- [TASK GOAL]: Each record below must be retyped exactly, with nothing left out.
##### SUPPLIED MATERIAL
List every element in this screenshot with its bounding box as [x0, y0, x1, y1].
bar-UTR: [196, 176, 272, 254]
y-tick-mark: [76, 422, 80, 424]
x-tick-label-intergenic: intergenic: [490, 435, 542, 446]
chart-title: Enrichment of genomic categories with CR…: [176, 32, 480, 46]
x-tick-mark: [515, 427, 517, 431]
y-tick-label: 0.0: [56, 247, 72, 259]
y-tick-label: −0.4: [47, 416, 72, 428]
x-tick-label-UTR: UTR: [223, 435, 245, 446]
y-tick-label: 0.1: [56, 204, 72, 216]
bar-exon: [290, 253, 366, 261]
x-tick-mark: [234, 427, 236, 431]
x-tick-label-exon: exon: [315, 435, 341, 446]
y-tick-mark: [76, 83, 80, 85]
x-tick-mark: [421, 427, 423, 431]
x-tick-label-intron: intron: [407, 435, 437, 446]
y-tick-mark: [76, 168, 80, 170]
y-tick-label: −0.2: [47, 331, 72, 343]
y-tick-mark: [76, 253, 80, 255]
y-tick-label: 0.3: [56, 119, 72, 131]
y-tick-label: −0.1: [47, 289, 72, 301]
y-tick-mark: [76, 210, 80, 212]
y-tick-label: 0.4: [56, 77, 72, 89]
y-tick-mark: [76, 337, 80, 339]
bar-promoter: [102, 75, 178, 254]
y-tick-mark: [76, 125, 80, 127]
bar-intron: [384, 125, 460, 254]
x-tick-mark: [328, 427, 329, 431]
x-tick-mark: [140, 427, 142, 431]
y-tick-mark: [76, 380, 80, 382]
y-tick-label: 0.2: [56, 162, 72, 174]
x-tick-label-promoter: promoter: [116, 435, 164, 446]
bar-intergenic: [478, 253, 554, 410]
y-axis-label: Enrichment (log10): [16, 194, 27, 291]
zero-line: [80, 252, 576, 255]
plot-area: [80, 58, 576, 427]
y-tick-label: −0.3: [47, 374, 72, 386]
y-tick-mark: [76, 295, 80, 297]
##########
- [TASK OUTPUT]:
List every element in this screenshot with its bounding box as [x0, y0, x1, y1].
bar-UTR: [196, 176, 272, 254]
y-tick-mark: [76, 422, 80, 424]
x-tick-label-intergenic: intergenic: [490, 435, 542, 446]
chart-title: Enrichment of genomic categories with CR…: [176, 32, 480, 46]
x-tick-mark: [515, 427, 517, 431]
y-tick-label: 0.0: [56, 247, 72, 259]
y-tick-label: −0.4: [47, 416, 72, 428]
x-tick-label-UTR: UTR: [223, 435, 245, 446]
y-tick-label: 0.1: [56, 204, 72, 216]
bar-exon: [290, 253, 366, 261]
x-tick-mark: [234, 427, 236, 431]
x-tick-label-exon: exon: [315, 435, 341, 446]
y-tick-mark: [76, 83, 80, 85]
x-tick-mark: [421, 427, 423, 431]
x-tick-label-intron: intron: [407, 435, 437, 446]
y-tick-mark: [76, 168, 80, 170]
y-tick-label: −0.2: [47, 331, 72, 343]
y-tick-mark: [76, 253, 80, 255]
y-tick-label: 0.3: [56, 119, 72, 131]
y-tick-label: −0.1: [47, 289, 72, 301]
y-tick-mark: [76, 210, 80, 212]
y-tick-label: 0.4: [56, 77, 72, 89]
y-tick-mark: [76, 337, 80, 339]
bar-promoter: [102, 75, 178, 254]
y-tick-mark: [76, 125, 80, 127]
bar-intron: [384, 125, 460, 254]
x-tick-mark: [328, 427, 329, 431]
x-tick-mark: [140, 427, 142, 431]
y-tick-mark: [76, 380, 80, 382]
y-tick-label: 0.2: [56, 162, 72, 174]
x-tick-label-promoter: promoter: [116, 435, 164, 446]
bar-intergenic: [478, 253, 554, 410]
y-axis-label: Enrichment (log10): [16, 194, 27, 291]
zero-line: [80, 252, 576, 255]
plot-area: [80, 58, 576, 427]
y-tick-label: −0.3: [47, 374, 72, 386]
y-tick-mark: [76, 295, 80, 297]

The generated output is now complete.